→ **TASK TO CARRY OUT**:
Copy every line of the rows below word for word, leaving out the pictures.

►

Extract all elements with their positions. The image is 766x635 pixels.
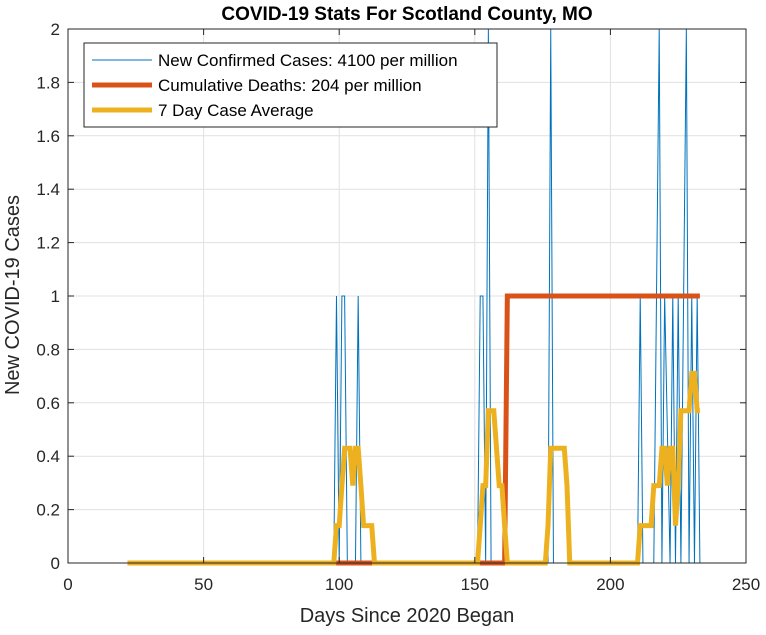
x-tick-label: 250	[732, 575, 760, 594]
chart-title: COVID-19 Stats For Scotland County, MO	[221, 4, 592, 25]
legend-entry-label: New Confirmed Cases: 4100 per million	[158, 51, 458, 70]
y-tick-label: 0.6	[36, 394, 60, 413]
legend-entry-label: 7 Day Case Average	[158, 101, 314, 120]
x-tick-label: 0	[63, 575, 72, 594]
y-tick-label: 2	[51, 20, 60, 39]
y-tick-label: 0.4	[36, 447, 60, 466]
y-tick-label: 1	[51, 287, 60, 306]
y-tick-label: 1.6	[36, 127, 60, 146]
x-tick-label: 200	[596, 575, 624, 594]
y-tick-label: 0	[51, 554, 60, 573]
y-axis-label: New COVID-19 Cases	[2, 195, 24, 395]
y-tick-label: 1.4	[36, 180, 60, 199]
x-tick-label: 50	[194, 575, 213, 594]
y-tick-label: 1.2	[36, 234, 60, 253]
y-tick-label: 0.8	[36, 340, 60, 359]
y-tick-label: 1.8	[36, 73, 60, 92]
x-tick-label: 100	[325, 575, 353, 594]
x-tick-label: 150	[461, 575, 489, 594]
x-axis-label: Days Since 2020 Began	[300, 605, 515, 627]
legend-entry-label: Cumulative Deaths: 204 per million	[158, 76, 422, 95]
legend-box	[83, 42, 498, 128]
y-tick-label: 0.2	[36, 501, 60, 520]
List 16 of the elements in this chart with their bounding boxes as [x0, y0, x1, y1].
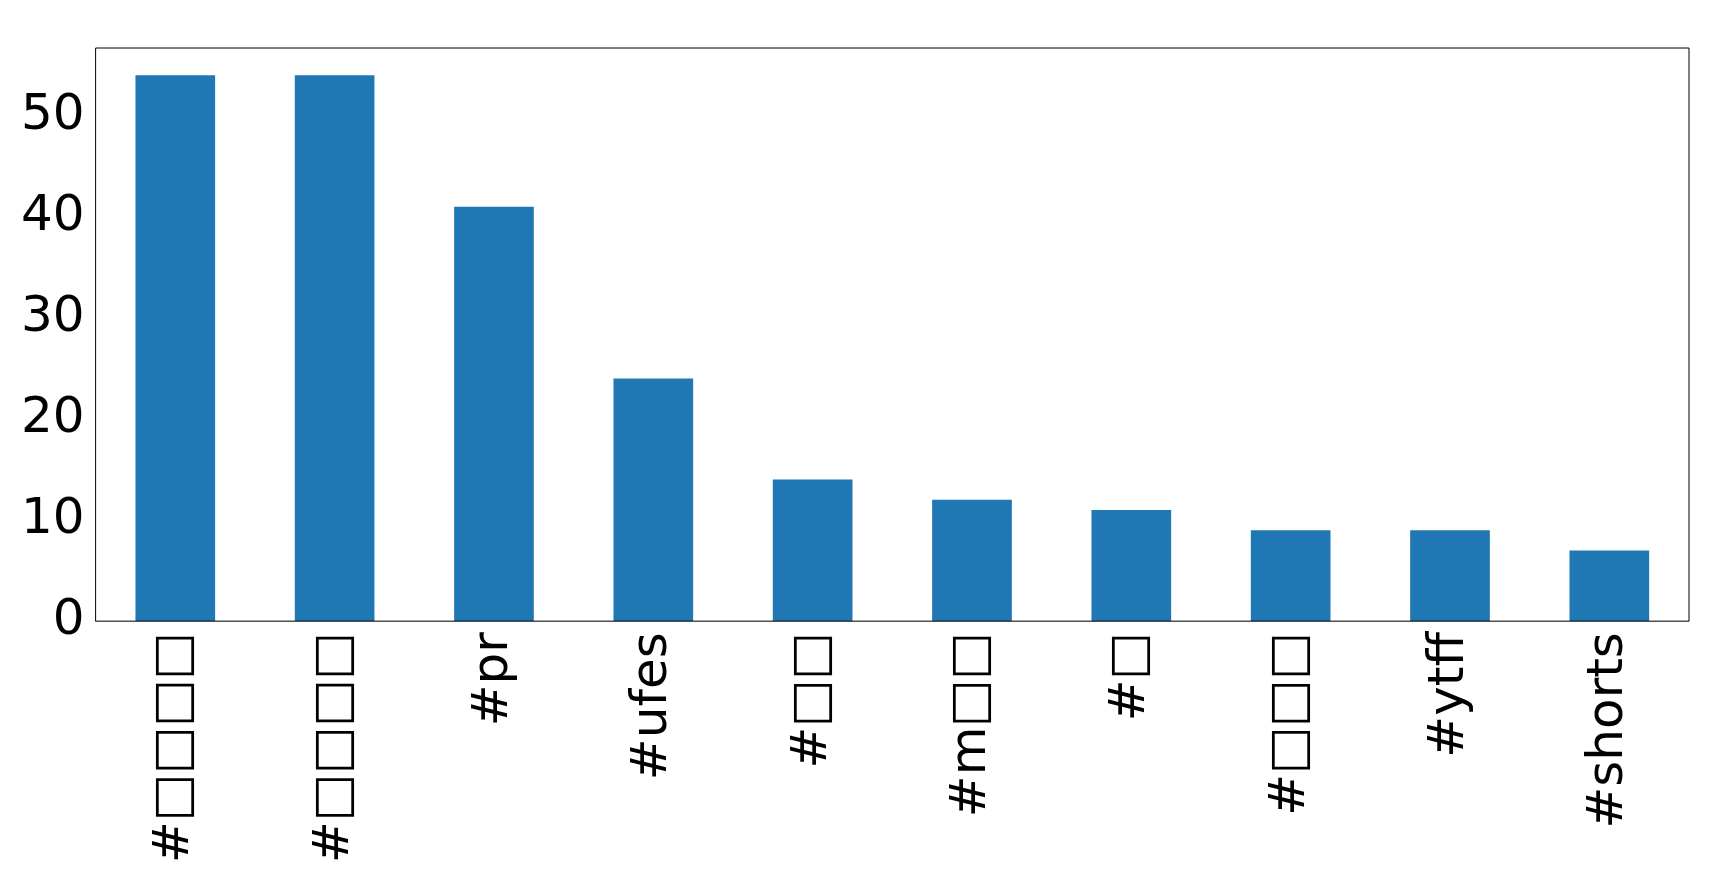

◄

→ **COMPLETED EXERCISE**:
Extract all elements with their positions. The image is 766x635 pixels.
x-tick-label: 250	[732, 575, 760, 594]
chart-title: COVID-19 Stats For Scotland County, MO	[221, 4, 592, 25]
legend-entry-label: New Confirmed Cases: 4100 per million	[158, 51, 458, 70]
y-tick-label: 0.6	[36, 394, 60, 413]
legend-entry-label: 7 Day Case Average	[158, 101, 314, 120]
x-tick-label: 0	[63, 575, 72, 594]
y-tick-label: 2	[51, 20, 60, 39]
y-tick-label: 0.4	[36, 447, 60, 466]
y-tick-label: 1	[51, 287, 60, 306]
y-tick-label: 1.6	[36, 127, 60, 146]
x-tick-label: 200	[596, 575, 624, 594]
y-tick-label: 0	[51, 554, 60, 573]
y-axis-label: New COVID-19 Cases	[2, 195, 24, 395]
y-tick-label: 1.4	[36, 180, 60, 199]
x-tick-label: 50	[194, 575, 213, 594]
y-tick-label: 1.2	[36, 234, 60, 253]
y-tick-label: 0.8	[36, 340, 60, 359]
y-tick-label: 1.8	[36, 73, 60, 92]
x-tick-label: 100	[325, 575, 353, 594]
x-tick-label: 150	[461, 575, 489, 594]
x-axis-label: Days Since 2020 Began	[300, 605, 515, 627]
legend-entry-label: Cumulative Deaths: 204 per million	[158, 76, 422, 95]
legend-box	[83, 42, 498, 128]
y-tick-label: 0.2	[36, 501, 60, 520]
List 16 of the elements in this chart with their bounding boxes as [x0, y0, x1, y1].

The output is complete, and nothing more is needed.